Aim :: Identify the lines containing the word "когда". Copy each one.

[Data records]
⁂

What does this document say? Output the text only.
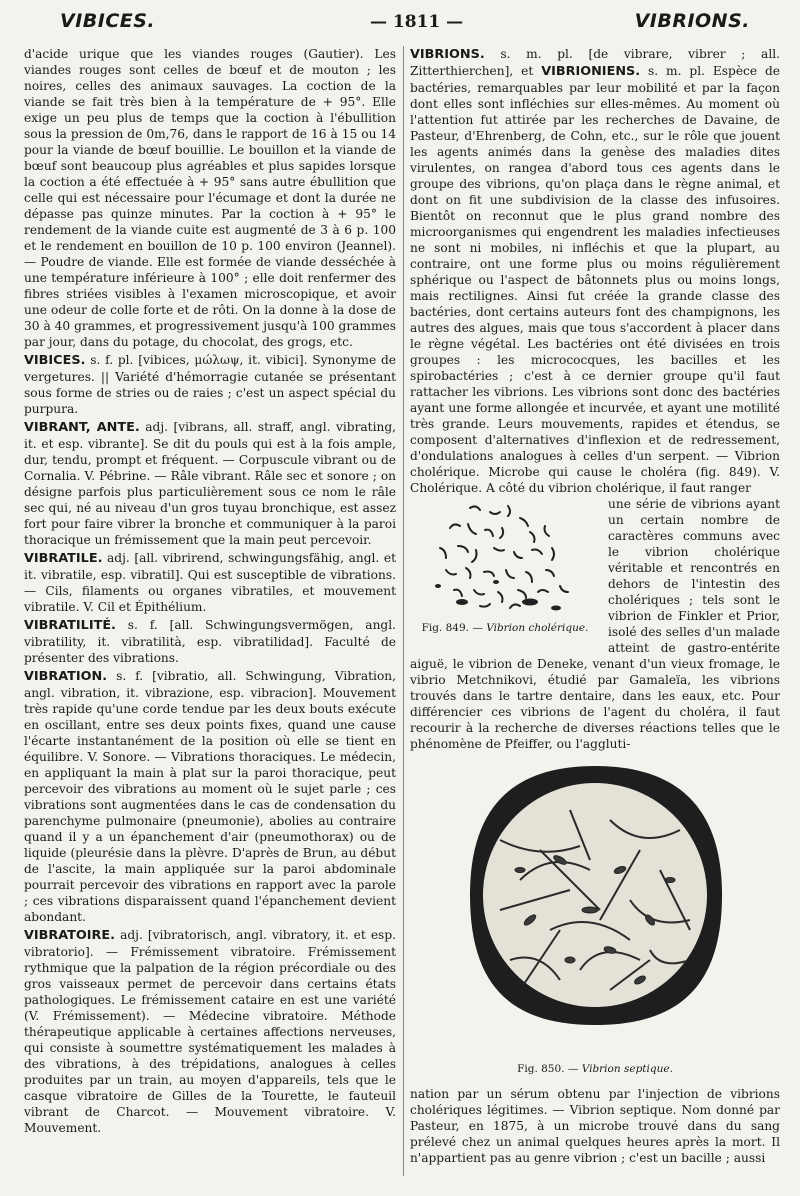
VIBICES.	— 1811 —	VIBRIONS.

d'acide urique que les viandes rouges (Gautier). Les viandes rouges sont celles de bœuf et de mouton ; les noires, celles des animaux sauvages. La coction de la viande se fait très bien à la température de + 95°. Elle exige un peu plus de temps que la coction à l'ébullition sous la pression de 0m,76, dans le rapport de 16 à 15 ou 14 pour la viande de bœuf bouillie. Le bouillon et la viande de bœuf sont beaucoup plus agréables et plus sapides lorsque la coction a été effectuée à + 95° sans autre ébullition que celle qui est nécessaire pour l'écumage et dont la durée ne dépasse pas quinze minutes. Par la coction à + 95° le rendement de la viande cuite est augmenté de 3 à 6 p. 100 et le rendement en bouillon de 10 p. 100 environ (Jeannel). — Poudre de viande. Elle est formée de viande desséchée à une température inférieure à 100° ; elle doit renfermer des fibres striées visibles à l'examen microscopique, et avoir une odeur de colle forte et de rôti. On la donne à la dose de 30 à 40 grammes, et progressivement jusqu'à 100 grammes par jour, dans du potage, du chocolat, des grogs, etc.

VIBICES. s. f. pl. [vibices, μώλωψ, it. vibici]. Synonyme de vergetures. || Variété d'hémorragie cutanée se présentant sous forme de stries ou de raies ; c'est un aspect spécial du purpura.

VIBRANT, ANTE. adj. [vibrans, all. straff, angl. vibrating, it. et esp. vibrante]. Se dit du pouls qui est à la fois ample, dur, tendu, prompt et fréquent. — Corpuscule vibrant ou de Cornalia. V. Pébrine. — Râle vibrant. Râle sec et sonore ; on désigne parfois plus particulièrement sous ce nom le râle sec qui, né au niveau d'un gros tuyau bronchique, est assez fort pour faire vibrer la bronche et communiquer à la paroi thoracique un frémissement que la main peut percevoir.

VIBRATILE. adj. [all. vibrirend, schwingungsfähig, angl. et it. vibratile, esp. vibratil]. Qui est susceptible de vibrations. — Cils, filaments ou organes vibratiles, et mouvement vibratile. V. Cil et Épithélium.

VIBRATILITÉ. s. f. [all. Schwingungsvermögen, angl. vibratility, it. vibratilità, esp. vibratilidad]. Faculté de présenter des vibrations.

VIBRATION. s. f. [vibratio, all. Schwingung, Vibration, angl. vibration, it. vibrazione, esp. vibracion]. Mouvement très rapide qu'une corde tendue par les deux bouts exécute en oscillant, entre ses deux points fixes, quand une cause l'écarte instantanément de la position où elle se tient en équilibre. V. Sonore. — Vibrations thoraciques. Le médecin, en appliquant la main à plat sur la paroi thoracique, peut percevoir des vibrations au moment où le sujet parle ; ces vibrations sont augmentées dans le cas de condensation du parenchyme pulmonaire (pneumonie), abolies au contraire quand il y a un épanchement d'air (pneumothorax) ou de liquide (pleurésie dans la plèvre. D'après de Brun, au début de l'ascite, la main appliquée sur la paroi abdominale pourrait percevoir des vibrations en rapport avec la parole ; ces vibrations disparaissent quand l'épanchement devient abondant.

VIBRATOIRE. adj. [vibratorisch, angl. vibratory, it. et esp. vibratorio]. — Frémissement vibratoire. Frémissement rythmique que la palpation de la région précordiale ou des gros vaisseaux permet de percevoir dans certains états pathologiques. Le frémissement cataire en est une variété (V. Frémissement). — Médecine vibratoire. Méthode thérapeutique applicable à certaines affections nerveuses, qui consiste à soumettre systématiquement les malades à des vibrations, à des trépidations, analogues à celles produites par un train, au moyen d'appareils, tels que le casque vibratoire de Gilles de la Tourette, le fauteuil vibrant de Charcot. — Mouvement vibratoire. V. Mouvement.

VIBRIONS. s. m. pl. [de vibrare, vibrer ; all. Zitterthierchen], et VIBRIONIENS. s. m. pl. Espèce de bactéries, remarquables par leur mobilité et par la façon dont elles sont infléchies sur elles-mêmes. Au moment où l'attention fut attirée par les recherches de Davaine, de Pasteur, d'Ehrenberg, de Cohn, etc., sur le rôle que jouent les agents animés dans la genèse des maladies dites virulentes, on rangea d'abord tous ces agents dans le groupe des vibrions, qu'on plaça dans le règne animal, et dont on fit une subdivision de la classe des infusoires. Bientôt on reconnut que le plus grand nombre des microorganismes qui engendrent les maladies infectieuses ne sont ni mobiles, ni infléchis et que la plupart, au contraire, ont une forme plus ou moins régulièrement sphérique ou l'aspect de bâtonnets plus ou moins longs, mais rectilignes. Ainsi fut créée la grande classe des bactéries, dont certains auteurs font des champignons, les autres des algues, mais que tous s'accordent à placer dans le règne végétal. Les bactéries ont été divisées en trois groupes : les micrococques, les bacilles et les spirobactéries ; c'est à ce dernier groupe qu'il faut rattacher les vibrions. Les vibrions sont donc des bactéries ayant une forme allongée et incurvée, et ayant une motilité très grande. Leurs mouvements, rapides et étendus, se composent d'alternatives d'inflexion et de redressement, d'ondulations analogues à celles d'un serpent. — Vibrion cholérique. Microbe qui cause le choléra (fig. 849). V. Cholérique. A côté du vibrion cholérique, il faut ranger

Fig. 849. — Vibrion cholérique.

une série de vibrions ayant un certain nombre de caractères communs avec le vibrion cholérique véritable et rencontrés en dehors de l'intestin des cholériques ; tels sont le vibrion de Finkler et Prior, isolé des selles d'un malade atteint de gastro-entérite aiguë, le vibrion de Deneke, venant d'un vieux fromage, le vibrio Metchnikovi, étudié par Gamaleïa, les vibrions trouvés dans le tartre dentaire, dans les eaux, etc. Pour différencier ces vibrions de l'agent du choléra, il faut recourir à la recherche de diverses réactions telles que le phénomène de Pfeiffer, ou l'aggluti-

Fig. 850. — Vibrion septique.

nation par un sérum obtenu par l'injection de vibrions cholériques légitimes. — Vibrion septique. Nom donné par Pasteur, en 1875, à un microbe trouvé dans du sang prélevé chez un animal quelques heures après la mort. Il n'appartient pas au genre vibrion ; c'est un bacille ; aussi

⁂

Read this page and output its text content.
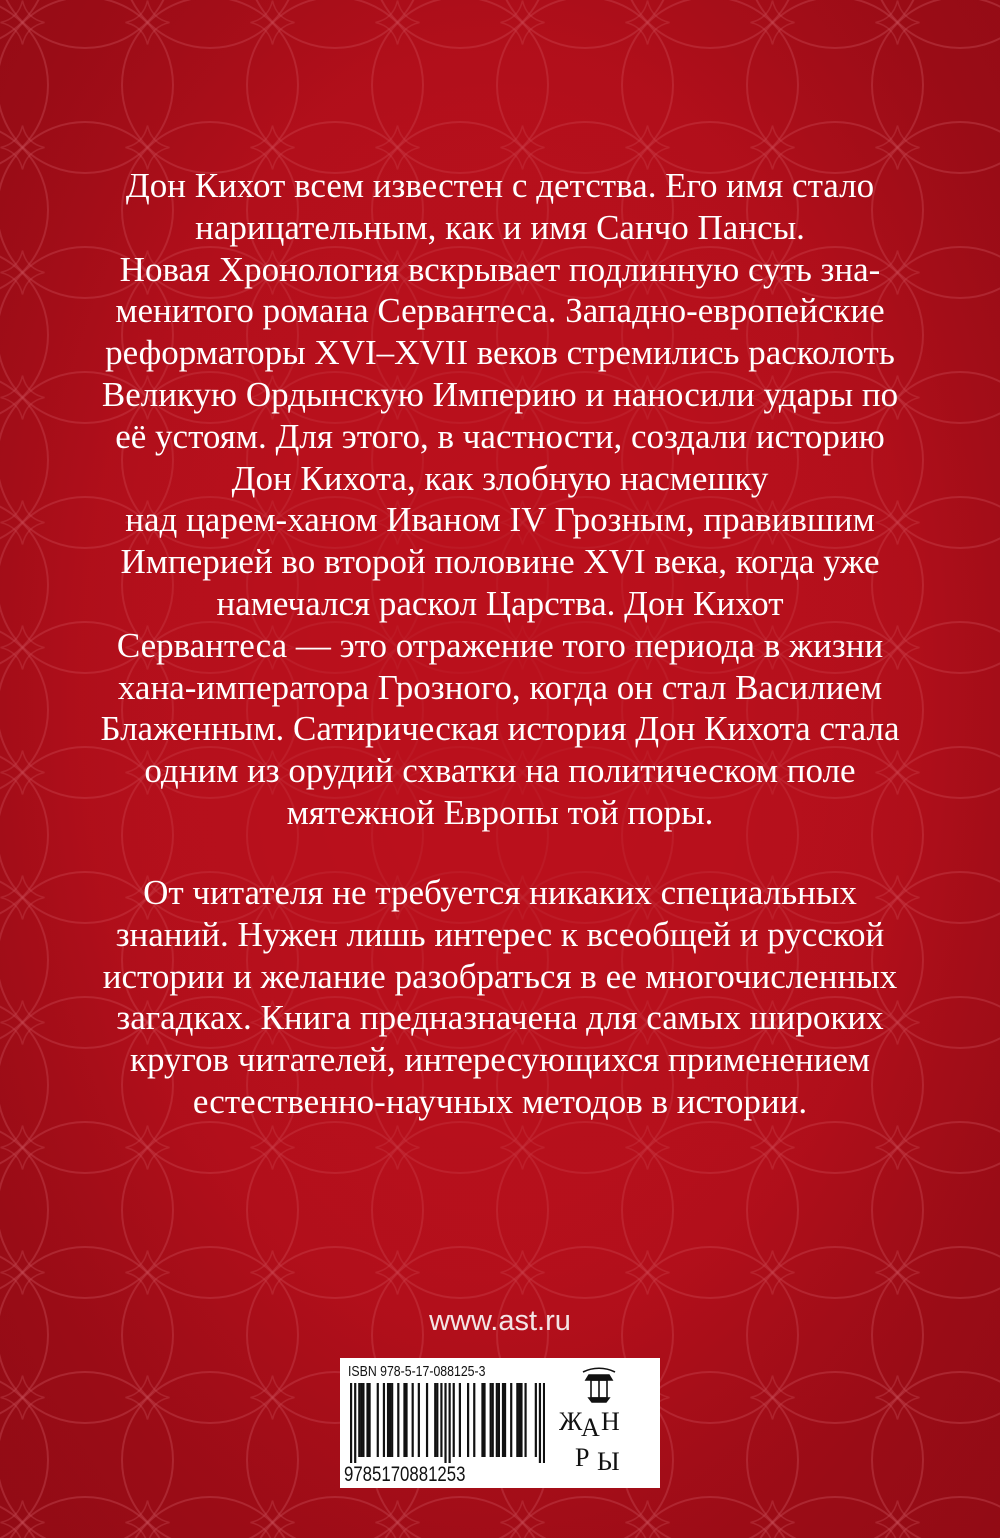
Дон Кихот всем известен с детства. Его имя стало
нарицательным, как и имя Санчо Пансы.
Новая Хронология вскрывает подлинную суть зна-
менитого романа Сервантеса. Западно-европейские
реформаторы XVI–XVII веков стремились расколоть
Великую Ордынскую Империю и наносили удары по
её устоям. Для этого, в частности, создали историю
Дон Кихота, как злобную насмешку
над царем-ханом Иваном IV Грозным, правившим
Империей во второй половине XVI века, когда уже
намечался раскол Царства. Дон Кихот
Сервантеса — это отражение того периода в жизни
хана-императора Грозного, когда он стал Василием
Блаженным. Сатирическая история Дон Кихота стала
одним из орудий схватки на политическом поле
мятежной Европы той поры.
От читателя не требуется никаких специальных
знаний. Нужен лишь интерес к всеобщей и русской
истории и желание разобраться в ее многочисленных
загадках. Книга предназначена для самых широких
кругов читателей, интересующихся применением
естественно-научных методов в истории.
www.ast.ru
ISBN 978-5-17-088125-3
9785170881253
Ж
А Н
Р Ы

⁂

Problem solution ::
Империей во второй половине XVI века, когда уже
хана-императора Грозного, когда он стал Василием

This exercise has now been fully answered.